◆ WRITTEN REQUEST
Every line below that holds the string "then" should be copied out.

═══

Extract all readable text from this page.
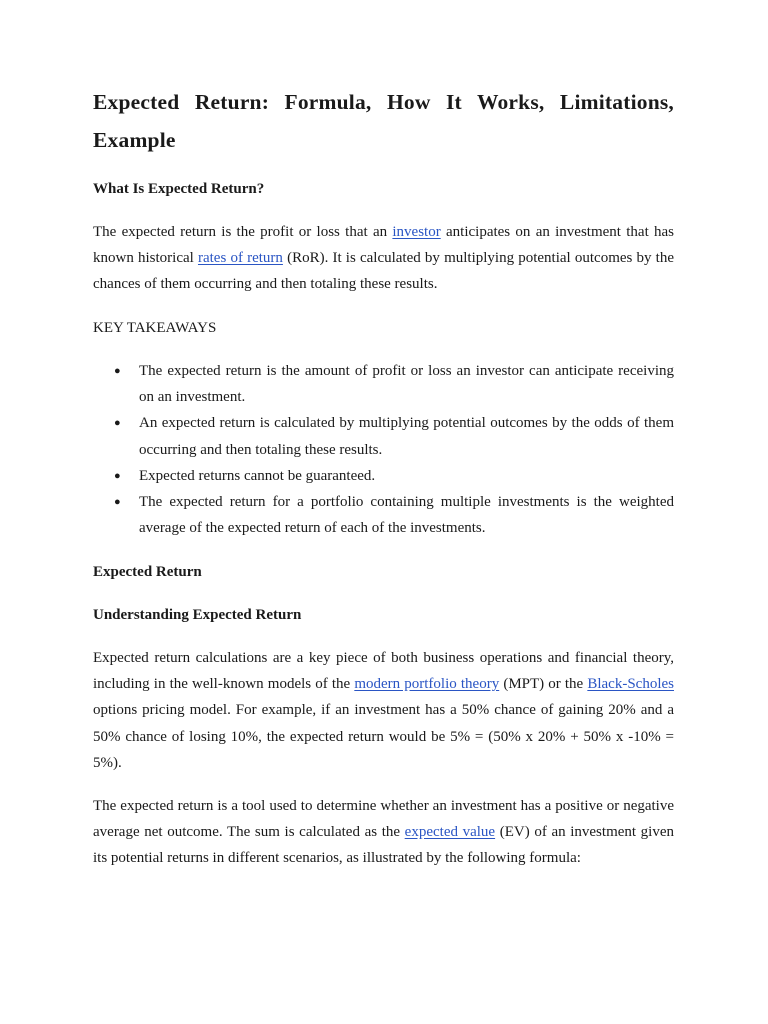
Expected Return: Formula, How It Works, Limitations, Example
What Is Expected Return?

The expected return is the profit or loss that an investor anticipates on an investment that has known historical rates of return (RoR). It is calculated by multiplying potential outcomes by the chances of them occurring and then totaling these results.

KEY TAKEAWAYS

● The expected return is the amount of profit or loss an investor can anticipate receiving on an investment.
● An expected return is calculated by multiplying potential outcomes by the odds of them occurring and then totaling these results.
● Expected returns cannot be guaranteed.
● The expected return for a portfolio containing multiple investments is the weighted average of the expected return of each of the investments.
Expected Return
Understanding Expected Return

Expected return calculations are a key piece of both business operations and financial theory, including in the well-known models of the modern portfolio theory (MPT) or the Black-Scholes options pricing model. For example, if an investment has a 50% chance of gaining 20% and a 50% chance of losing 10%, the expected return would be 5% = (50% x 20% + 50% x -10% = 5%).

The expected return is a tool used to determine whether an investment has a positive or negative average net outcome. The sum is calculated as the expected value (EV) of an investment given its potential returns in different scenarios, as illustrated by the following formula:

═══

◆ FINAL ANSWER
The expected return is the profit or loss that an investor anticipates on an investment that has known historical rates of return (RoR). It is calculated by multiplying potential outcomes by the chances of them occurring and then totaling these results.
● An expected return is calculated by multiplying potential outcomes by the odds of them occurring and then totaling these results.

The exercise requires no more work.